→ **Exercise prompt**: Leave out the pictures and transcribe everything else exactly.

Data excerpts
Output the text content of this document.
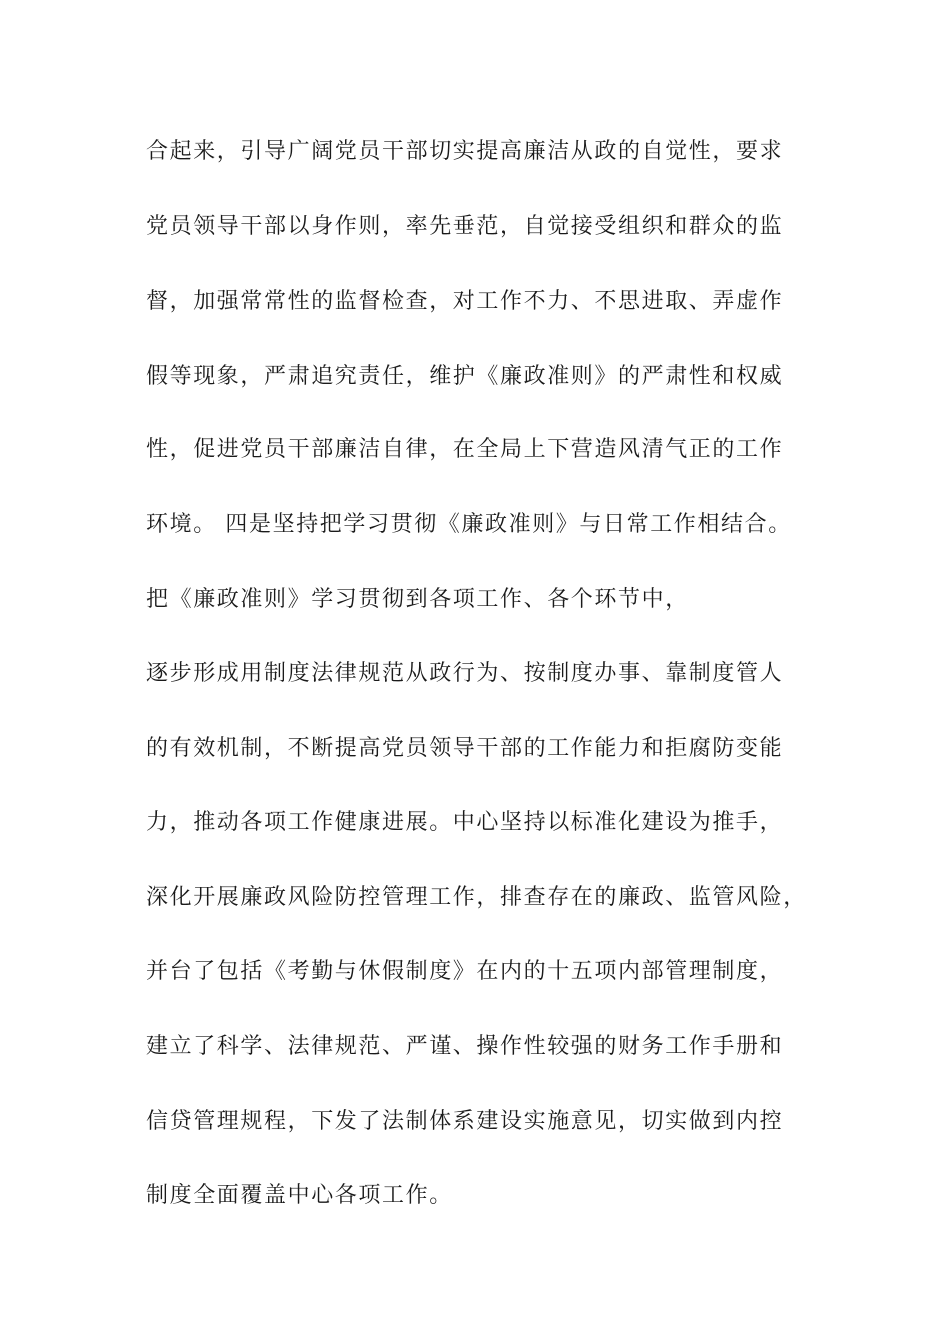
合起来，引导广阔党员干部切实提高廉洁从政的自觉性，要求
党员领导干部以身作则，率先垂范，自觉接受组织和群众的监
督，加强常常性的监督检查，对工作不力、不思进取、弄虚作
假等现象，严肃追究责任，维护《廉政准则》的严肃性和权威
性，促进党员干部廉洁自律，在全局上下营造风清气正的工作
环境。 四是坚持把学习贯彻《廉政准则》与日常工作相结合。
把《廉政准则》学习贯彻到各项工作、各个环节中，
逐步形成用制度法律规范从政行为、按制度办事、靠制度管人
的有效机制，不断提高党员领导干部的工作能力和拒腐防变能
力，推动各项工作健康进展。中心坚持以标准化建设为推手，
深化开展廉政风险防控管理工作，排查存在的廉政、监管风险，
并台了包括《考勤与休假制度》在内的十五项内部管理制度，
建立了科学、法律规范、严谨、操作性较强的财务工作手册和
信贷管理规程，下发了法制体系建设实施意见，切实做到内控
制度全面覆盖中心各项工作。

→ **Final result**:
Output the text content of this document.
合起来，引导广阔党员干部切实提高廉洁从政的自觉性，要求
党员领导干部以身作则，率先垂范，自觉接受组织和群众的监
督，加强常常性的监督检查，对工作不力、不思进取、弄虚作
假等现象，严肃追究责任，维护《廉政准则》的严肃性和权威
性，促进党员干部廉洁自律，在全局上下营造风清气正的工作
环境。 四是坚持把学习贯彻《廉政准则》与日常工作相结合。
把《廉政准则》学习贯彻到各项工作、各个环节中，
逐步形成用制度法律规范从政行为、按制度办事、靠制度管人
的有效机制，不断提高党员领导干部的工作能力和拒腐防变能
力，推动各项工作健康进展。中心坚持以标准化建设为推手，
深化开展廉政风险防控管理工作，排查存在的廉政、监管风险，
并台了包括《考勤与休假制度》在内的十五项内部管理制度，
建立了科学、法律规范、严谨、操作性较强的财务工作手册和
信贷管理规程，下发了法制体系建设实施意见，切实做到内控
制度全面覆盖中心各项工作。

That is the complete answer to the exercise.